## WHAT IS REQUIRED:
Of the lines below, count those containing the word "erection". Reply with the number alone.

(begin)

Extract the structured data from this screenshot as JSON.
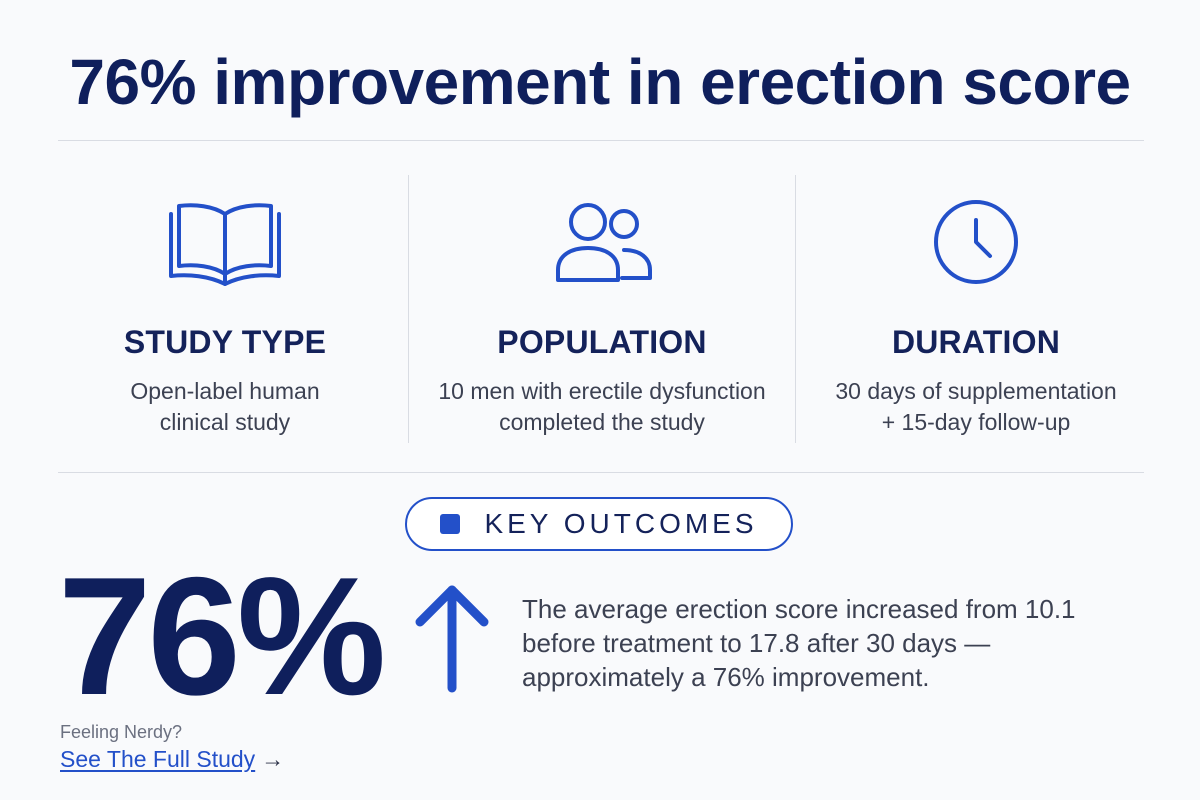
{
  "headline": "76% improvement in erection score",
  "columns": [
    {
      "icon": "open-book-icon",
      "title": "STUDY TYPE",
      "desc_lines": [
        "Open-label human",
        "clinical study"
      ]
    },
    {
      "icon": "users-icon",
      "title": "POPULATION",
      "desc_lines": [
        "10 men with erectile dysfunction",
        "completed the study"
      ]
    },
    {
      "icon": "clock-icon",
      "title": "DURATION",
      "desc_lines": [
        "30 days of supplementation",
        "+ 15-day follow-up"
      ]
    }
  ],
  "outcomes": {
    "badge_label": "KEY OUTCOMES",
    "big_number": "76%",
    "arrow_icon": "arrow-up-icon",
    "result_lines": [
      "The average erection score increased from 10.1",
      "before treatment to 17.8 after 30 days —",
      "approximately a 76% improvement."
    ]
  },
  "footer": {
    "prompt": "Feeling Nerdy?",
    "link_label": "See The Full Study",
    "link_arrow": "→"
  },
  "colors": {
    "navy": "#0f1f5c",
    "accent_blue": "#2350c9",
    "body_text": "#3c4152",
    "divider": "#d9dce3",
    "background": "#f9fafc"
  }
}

(end)

## EXERCISE RESULT:
2